→ **YOUR OBJECTIVE**
Copy every line that contains the string "đồng" from the entries below.

>>>

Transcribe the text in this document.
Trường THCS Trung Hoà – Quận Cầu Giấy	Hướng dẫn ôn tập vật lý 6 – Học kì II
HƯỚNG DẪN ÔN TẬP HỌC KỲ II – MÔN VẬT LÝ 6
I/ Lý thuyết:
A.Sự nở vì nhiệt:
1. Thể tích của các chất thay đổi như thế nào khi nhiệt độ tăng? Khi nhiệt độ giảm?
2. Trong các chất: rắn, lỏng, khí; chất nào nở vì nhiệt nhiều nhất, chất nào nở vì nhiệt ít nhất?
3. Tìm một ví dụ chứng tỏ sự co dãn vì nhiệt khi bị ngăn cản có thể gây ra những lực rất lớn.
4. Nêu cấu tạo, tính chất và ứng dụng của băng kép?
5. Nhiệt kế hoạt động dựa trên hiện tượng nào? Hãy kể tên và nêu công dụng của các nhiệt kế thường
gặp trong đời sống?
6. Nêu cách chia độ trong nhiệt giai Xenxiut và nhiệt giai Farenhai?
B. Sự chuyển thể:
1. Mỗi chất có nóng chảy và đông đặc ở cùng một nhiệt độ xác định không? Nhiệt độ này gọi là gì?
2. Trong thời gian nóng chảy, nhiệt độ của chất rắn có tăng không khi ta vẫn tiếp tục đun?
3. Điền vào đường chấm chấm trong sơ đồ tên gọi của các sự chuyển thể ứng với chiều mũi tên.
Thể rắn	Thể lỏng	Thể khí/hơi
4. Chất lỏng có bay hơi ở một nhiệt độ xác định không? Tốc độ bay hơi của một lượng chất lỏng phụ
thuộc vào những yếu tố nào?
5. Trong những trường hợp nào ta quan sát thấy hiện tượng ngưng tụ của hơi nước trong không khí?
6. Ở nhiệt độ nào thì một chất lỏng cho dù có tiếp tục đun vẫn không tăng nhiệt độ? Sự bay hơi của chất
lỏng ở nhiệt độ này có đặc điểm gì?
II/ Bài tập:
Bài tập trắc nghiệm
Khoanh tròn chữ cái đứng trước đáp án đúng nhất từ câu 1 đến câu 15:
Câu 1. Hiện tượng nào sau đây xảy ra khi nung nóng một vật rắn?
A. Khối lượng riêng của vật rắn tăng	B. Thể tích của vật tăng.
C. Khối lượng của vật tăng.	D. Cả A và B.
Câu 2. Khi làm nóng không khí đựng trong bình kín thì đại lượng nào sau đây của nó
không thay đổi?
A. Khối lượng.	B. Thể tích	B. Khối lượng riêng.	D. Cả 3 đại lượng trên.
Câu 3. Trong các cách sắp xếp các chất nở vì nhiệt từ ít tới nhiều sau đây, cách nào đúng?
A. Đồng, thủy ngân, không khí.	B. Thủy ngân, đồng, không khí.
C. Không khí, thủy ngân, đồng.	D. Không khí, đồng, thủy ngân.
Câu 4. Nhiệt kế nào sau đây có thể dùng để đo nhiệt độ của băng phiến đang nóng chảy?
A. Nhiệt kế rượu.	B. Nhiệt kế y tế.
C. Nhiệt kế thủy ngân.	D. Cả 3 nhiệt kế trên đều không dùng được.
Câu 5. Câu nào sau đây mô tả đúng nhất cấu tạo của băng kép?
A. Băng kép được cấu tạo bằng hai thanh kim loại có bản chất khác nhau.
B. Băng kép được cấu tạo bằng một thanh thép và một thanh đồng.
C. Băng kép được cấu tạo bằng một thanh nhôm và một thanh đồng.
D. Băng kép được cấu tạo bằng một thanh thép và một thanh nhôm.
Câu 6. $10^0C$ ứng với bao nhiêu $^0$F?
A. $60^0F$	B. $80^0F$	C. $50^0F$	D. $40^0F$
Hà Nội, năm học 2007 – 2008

<<<
>>>

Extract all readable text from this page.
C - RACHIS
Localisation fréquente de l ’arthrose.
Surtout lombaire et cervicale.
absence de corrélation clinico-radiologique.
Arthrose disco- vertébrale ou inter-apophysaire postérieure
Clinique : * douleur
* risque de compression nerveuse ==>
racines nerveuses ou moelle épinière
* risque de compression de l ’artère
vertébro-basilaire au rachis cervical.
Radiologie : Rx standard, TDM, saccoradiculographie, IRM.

<<<
>>>

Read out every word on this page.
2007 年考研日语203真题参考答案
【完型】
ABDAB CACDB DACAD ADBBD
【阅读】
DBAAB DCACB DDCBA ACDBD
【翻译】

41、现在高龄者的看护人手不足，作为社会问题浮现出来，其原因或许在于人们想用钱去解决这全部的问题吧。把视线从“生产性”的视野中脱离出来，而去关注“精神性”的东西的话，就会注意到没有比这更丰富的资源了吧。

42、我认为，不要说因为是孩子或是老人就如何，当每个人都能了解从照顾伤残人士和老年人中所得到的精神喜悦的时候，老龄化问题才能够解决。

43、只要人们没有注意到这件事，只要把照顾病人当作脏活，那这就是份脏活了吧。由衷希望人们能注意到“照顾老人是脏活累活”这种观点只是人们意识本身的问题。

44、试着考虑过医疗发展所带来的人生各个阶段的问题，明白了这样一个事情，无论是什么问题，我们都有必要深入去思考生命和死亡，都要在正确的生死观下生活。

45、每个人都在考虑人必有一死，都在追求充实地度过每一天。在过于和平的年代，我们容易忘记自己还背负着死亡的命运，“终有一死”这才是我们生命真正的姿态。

<<<

→ **OUTPUT OF THE TASK**
A. Đồng, thủy ngân, không khí.	B. Thủy ngân, đồng, không khí.
C. Không khí, thủy ngân, đồng.	D. Không khí, đồng, thủy ngân.
B. Băng kép được cấu tạo bằng một thanh thép và một thanh đồng.
C. Băng kép được cấu tạo bằng một thanh nhôm và một thanh đồng.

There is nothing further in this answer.